Text block:
· · · · · · ·

BEIJING, September 4 (TiPost) - The Huawei Mate 60 Pro suddenly went on sale online and offline simultaneously last Tuesday, leading to a frenzy of purchases and discussions.
Last Thursday, Apple released the main promotional poster for their autumn launch event on their official WeChat account, with the title “Please Save Your Curiosity for September 13." It’s uncertain whether Chinese consumers will continue to save their curiosity for Apple's autumn launch event and the iPhone 15 series, but it is certain that in the past few days, the curiosity of Chinese consumers has been directed towards Huawei and the Mate 60 Pro.
Despite the numerous news articles and reports about the Huawei Mate 60 Pro, there are still many aspects, such as the self-developed Kirin 9000s chip, 5G support, and satellite communication, that remain unclear.
Part of the confusion arises from Huawei's deliberately hiding information, but there are indeed many intriguing aspects of the new phone, with the most prominent being the self-developed processor - the Kirin 9000s.
Does the Kirin 9000s make breakthroughs in advanced processes?
At the time of its release, the Kirin 9000s seemed to be in a "Schrodinger's cat" state, with one side being the 5nm process and the other side being the 7nm process. On one side, it had a 1+3+4 tri-cluster architecture design, while on the other side, it had a 4+4 architecture design.

· · · · · · ·

Records provided:
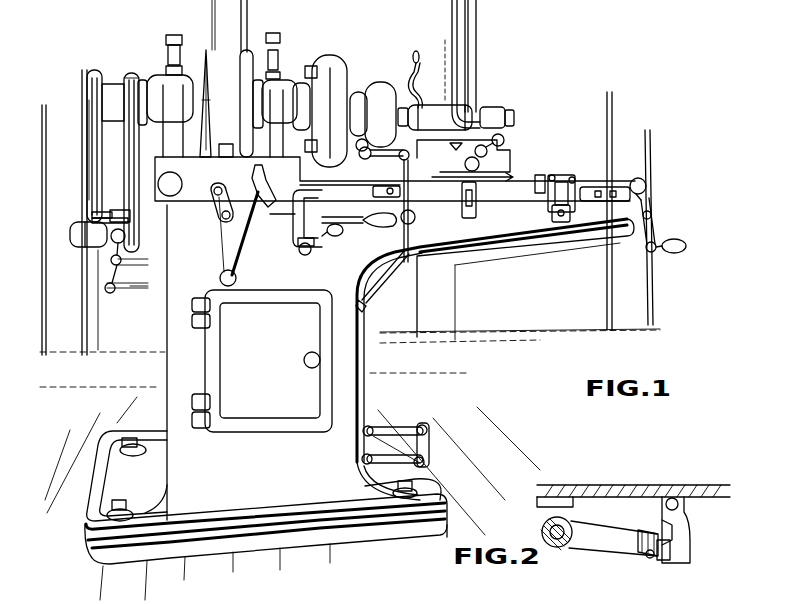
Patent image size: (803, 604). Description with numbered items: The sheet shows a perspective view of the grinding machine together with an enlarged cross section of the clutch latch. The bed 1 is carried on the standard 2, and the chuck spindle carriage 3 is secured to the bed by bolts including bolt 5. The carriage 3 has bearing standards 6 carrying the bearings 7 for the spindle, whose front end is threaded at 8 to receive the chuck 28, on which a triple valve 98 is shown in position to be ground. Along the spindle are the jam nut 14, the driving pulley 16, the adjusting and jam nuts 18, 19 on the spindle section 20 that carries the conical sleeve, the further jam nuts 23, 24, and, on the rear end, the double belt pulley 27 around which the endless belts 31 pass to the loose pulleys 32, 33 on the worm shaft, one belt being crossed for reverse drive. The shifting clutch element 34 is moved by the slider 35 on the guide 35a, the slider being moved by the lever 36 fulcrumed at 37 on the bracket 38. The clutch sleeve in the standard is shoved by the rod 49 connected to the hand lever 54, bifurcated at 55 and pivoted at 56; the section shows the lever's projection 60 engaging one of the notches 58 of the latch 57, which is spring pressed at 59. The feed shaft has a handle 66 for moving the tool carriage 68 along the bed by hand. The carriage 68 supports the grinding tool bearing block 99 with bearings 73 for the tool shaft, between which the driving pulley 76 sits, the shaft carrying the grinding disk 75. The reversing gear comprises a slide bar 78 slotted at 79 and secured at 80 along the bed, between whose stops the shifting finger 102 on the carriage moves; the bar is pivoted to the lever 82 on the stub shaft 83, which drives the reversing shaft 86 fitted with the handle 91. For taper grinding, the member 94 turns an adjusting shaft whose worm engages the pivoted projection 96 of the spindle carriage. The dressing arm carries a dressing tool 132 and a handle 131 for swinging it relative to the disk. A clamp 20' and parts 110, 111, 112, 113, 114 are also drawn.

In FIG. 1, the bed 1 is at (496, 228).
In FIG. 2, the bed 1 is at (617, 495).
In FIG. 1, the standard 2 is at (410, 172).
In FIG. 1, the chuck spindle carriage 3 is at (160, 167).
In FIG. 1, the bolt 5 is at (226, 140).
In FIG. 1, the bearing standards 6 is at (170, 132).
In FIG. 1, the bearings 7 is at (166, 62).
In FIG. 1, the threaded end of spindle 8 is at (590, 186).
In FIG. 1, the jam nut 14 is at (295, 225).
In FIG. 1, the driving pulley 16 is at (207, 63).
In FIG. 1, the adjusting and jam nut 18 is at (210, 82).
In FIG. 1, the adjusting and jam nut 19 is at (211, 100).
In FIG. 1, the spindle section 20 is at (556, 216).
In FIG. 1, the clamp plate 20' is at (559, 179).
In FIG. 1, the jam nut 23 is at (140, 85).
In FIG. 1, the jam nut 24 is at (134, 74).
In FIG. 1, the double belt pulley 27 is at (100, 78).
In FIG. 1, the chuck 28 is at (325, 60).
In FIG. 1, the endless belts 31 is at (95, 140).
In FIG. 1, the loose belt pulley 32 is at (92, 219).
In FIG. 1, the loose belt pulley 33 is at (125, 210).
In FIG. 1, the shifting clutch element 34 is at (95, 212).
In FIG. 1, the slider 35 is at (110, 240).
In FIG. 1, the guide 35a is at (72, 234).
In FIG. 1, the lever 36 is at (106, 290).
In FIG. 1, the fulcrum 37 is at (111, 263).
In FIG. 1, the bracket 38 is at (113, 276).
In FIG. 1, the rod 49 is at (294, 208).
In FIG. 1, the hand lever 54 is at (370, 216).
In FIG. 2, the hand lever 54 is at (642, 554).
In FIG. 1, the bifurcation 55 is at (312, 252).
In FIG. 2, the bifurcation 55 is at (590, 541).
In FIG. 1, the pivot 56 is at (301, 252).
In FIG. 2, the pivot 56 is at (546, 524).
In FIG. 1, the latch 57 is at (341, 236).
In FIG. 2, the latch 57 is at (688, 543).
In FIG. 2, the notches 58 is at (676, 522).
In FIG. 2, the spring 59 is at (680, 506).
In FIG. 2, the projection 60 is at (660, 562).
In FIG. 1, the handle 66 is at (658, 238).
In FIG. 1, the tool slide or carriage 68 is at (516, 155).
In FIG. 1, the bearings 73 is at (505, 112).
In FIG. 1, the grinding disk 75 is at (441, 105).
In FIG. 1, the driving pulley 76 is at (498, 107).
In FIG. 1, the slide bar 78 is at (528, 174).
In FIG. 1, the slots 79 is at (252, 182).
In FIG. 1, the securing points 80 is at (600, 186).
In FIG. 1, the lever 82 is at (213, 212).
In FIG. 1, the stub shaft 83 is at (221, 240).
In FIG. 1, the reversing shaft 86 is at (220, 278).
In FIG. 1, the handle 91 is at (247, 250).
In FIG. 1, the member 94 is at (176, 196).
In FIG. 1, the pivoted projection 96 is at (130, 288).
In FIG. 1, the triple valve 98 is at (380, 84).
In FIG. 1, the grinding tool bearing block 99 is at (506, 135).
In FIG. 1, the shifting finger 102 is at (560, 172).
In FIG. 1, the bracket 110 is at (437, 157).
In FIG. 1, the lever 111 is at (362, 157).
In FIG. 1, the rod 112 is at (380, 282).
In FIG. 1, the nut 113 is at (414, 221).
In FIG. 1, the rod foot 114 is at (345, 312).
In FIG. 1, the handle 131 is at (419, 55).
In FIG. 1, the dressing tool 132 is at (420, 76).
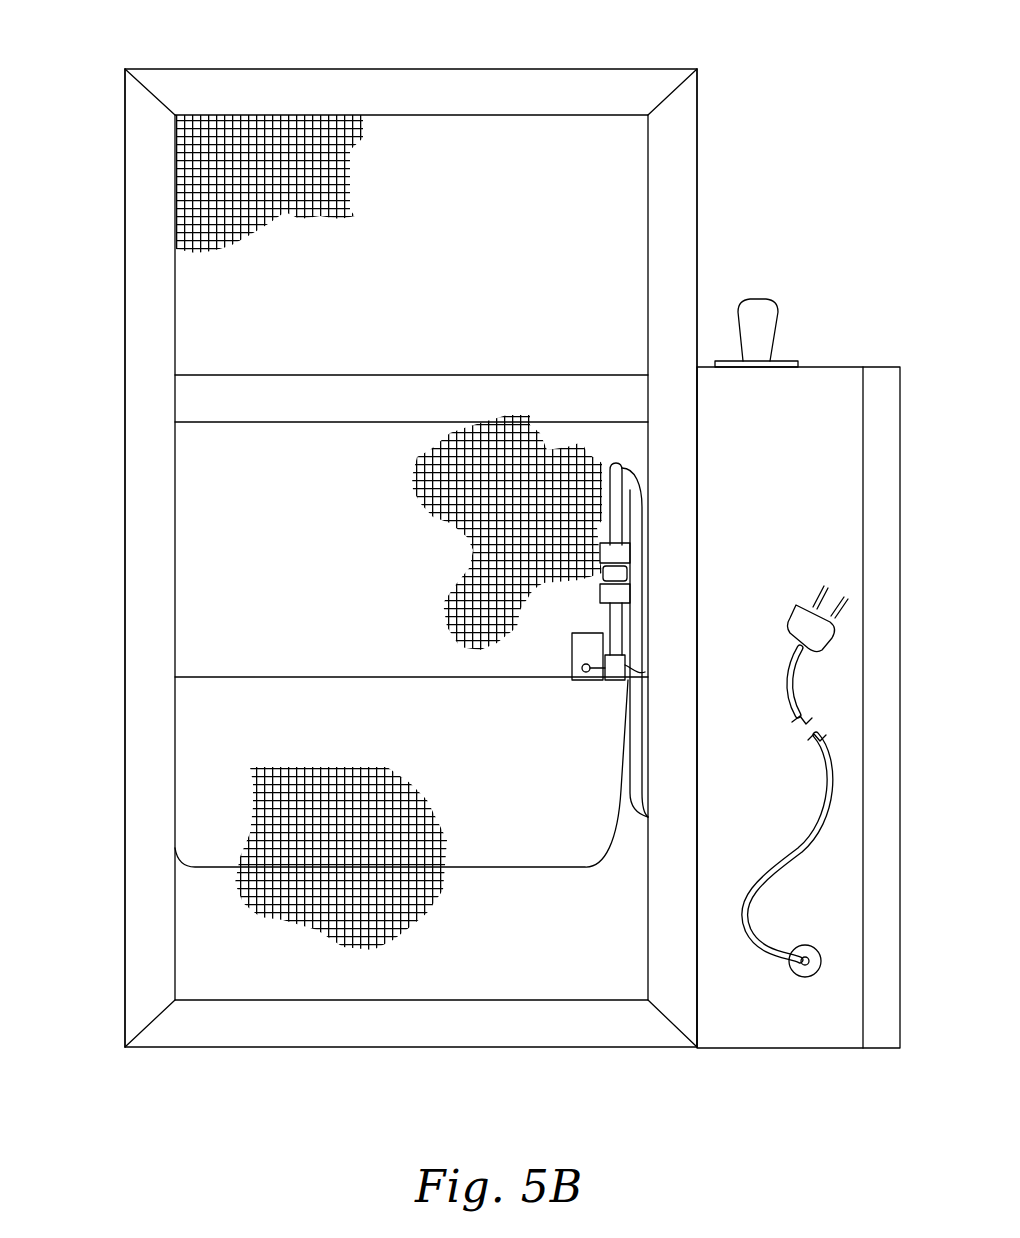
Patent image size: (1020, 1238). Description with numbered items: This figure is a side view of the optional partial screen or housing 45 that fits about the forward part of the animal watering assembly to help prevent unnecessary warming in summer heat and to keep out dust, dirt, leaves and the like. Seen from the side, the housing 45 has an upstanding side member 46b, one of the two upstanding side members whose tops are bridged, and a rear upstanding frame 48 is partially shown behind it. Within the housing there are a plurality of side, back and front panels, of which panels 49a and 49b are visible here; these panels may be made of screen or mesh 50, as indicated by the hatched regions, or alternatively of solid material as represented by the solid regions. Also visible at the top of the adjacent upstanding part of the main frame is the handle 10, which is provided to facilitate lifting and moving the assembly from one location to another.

· · · · · · ·

What the exercise asks:
Carry on the article about the Huawei Mate 60 Pro and its Kirin 9000s chip, starting after its final sentence. The lines above were taken from a different source than the article.

Result for this task:
Based on the teardown video of the Huawei Mate 60 Pro, it can be confirmed that the Kirin 9000s is labeled as 2035-CN, where "CN" represents production in Chinese mainland, indicating that the chip is manufactured by domestic contract factories.
Limited by upstream lithography equipment, domestic process technology has only been able to reach a maximum of 14nm for a long term. However, based on DUV lithography, domestic manufacturers can achieve N+1 and N+2 processes through multiple exposures. According to relevant information, the N+1 process is close to 7nm in terms of power consumption and stability, but with slightly lower performance. It is generally believed that the N+2 process is equivalent to 7nm LPP (high-performance) technology.
It should be noted that in today's chip manufacturing processes, the number of nanometers no longer accurately represents the physical scale but rather signifies a technological iteration.
Is the Kirin 9000s based on the N+1 or N+2 process? Some media outlets have previously reported that Huawei's HiSilicon would release a new Kirin processor using N+1 technology in the second half of this year. However, as early as 2021, some mining machine manufacturers have already adopted N+1 technology for mass production, so it's also possible that the Kirin 9000s uses N+2 technology.
Furthermore, benchmark scores from various sources suggest that the Kirin 9000s offers performance similar to the Qualcomm Snapdragon 888, which uses Samsung's 5nm process. However, it may face similar heat-related challenges, as indicated by the large heat spreader inside the Mate 60 Pro, suggesting Huawei's focus on thermal performance.
Ultimately, neither N+1 nor N+2 technology is a magic. According to a communication summary of the Huawei Mate 60 released by a WeChat public account last Wednesday, the Kirin 9000s's application processor (AP) has achieved a 7nm level through software and computation reconstruction methods.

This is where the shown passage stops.